--- START MATERIALS PROVIDED ---

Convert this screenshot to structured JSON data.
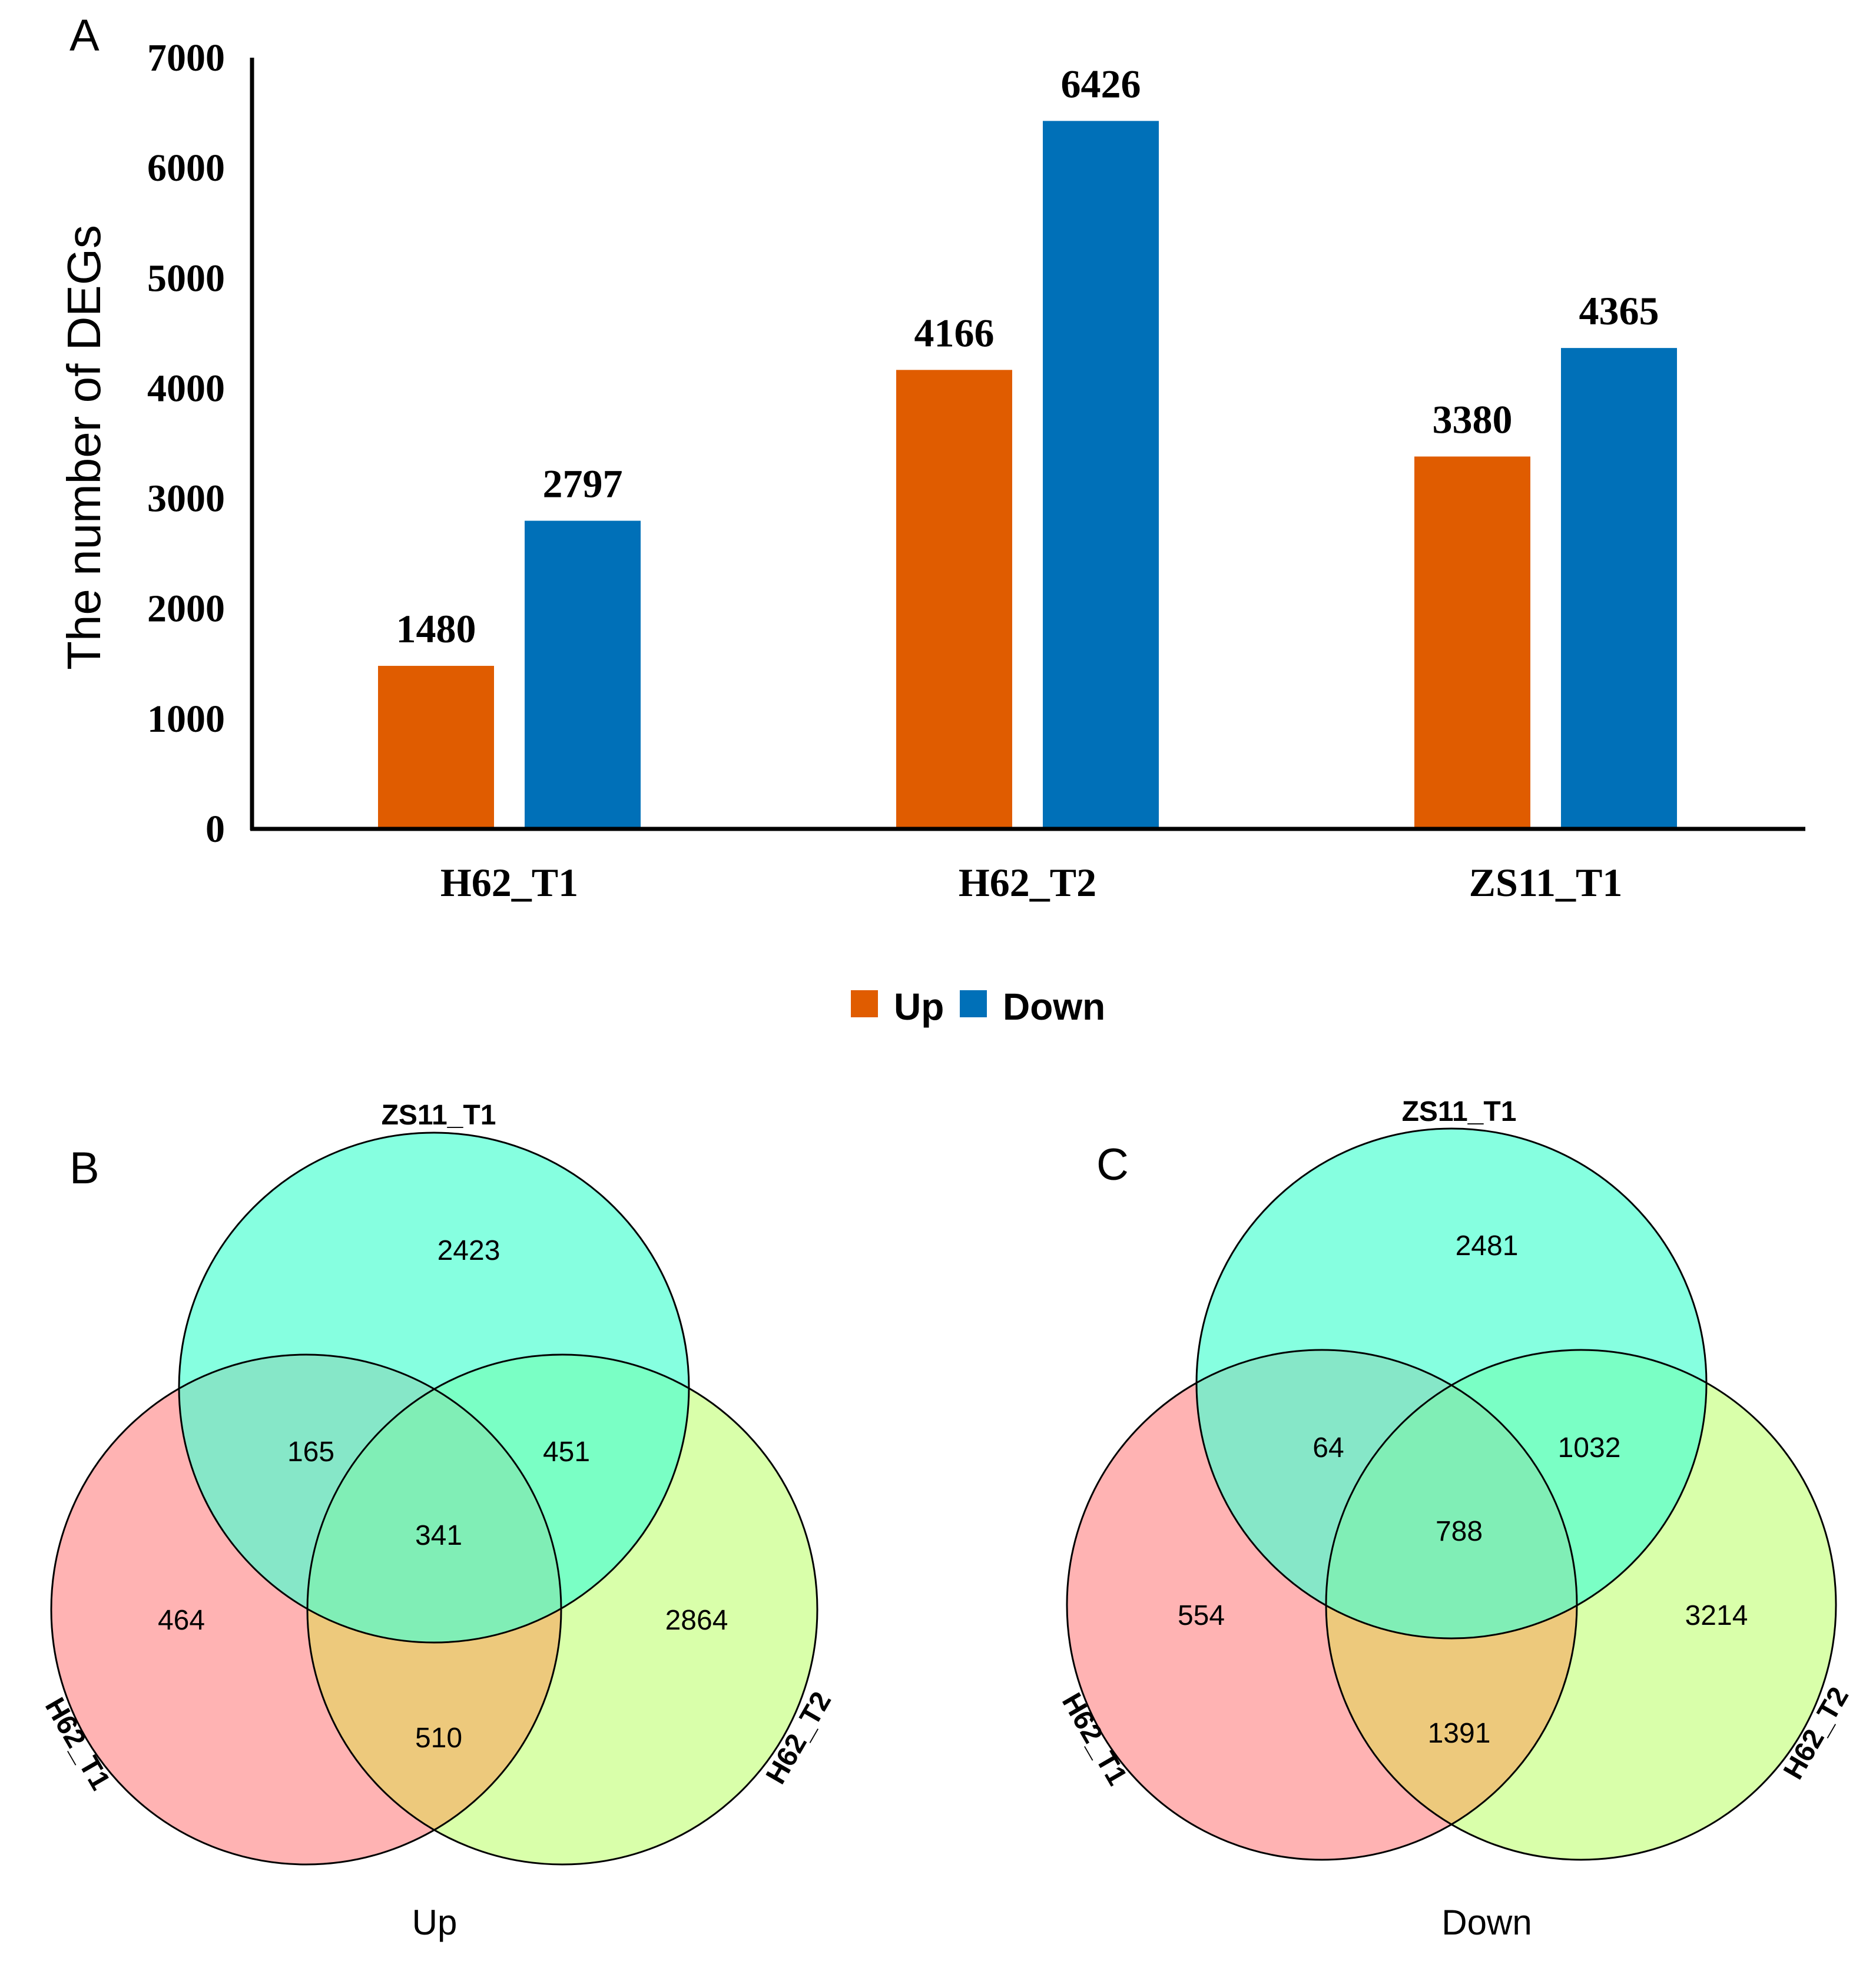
{
  "chart_data": [
    {
      "type": "bar",
      "panel_label": "A",
      "title": "",
      "xlabel": "",
      "ylabel": "The number of DEGs",
      "ylim": [
        0,
        7000
      ],
      "yticks": [
        "0",
        "1000",
        "2000",
        "3000",
        "4000",
        "5000",
        "6000",
        "7000"
      ],
      "categories": [
        "H62_T1",
        "H62_T2",
        "ZS11_T1"
      ],
      "series": [
        {
          "name": "Up",
          "color": "#e05c00",
          "values": [
            1480,
            4166,
            3380
          ]
        },
        {
          "name": "Down",
          "color": "#0070b8",
          "values": [
            2797,
            6426,
            4365
          ]
        }
      ],
      "legend_position": "bottom-center",
      "grid": false
    },
    {
      "type": "venn",
      "panel_label": "B",
      "caption": "Up",
      "sets": [
        {
          "name": "ZS11_T1",
          "color": "#4dffd2"
        },
        {
          "name": "H62_T1",
          "color": "#ff7b7b"
        },
        {
          "name": "H62_T2",
          "color": "#c2ff6e"
        }
      ],
      "regions": {
        "zs11_only": "2423",
        "h62t1_only": "464",
        "h62t2_only": "2864",
        "zs11_h62t1": "165",
        "zs11_h62t2": "451",
        "h62t1_h62t2": "510",
        "all_three": "341"
      }
    },
    {
      "type": "venn",
      "panel_label": "C",
      "caption": "Down",
      "sets": [
        {
          "name": "ZS11_T1",
          "color": "#4dffd2"
        },
        {
          "name": "H62_T1",
          "color": "#ff7b7b"
        },
        {
          "name": "H62_T2",
          "color": "#c2ff6e"
        }
      ],
      "regions": {
        "zs11_only": "2481",
        "h62t1_only": "554",
        "h62t2_only": "3214",
        "zs11_h62t1": "64",
        "zs11_h62t2": "1032",
        "h62t1_h62t2": "1391",
        "all_three": "788"
      }
    }
  ]
}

--- END MATERIALS PROVIDED ---

## PROBLEM STATEMENT
Except for the pictures, copy the material above exactly.

## WORKED ANSWER
Convert this screenshot to structured JSON data.
{
  "chart_data": [
    {
      "type": "bar",
      "panel_label": "A",
      "title": "",
      "xlabel": "",
      "ylabel": "The number of DEGs",
      "ylim": [
        0,
        7000
      ],
      "yticks": [
        "0",
        "1000",
        "2000",
        "3000",
        "4000",
        "5000",
        "6000",
        "7000"
      ],
      "categories": [
        "H62_T1",
        "H62_T2",
        "ZS11_T1"
      ],
      "series": [
        {
          "name": "Up",
          "color": "#e05c00",
          "values": [
            1480,
            4166,
            3380
          ]
        },
        {
          "name": "Down",
          "color": "#0070b8",
          "values": [
            2797,
            6426,
            4365
          ]
        }
      ],
      "legend_position": "bottom-center",
      "grid": false
    },
    {
      "type": "venn",
      "panel_label": "B",
      "caption": "Up",
      "sets": [
        {
          "name": "ZS11_T1",
          "color": "#4dffd2"
        },
        {
          "name": "H62_T1",
          "color": "#ff7b7b"
        },
        {
          "name": "H62_T2",
          "color": "#c2ff6e"
        }
      ],
      "regions": {
        "zs11_only": "2423",
        "h62t1_only": "464",
        "h62t2_only": "2864",
        "zs11_h62t1": "165",
        "zs11_h62t2": "451",
        "h62t1_h62t2": "510",
        "all_three": "341"
      }
    },
    {
      "type": "venn",
      "panel_label": "C",
      "caption": "Down",
      "sets": [
        {
          "name": "ZS11_T1",
          "color": "#4dffd2"
        },
        {
          "name": "H62_T1",
          "color": "#ff7b7b"
        },
        {
          "name": "H62_T2",
          "color": "#c2ff6e"
        }
      ],
      "regions": {
        "zs11_only": "2481",
        "h62t1_only": "554",
        "h62t2_only": "3214",
        "zs11_h62t1": "64",
        "zs11_h62t2": "1032",
        "h62t1_h62t2": "1391",
        "all_three": "788"
      }
    }
  ]
}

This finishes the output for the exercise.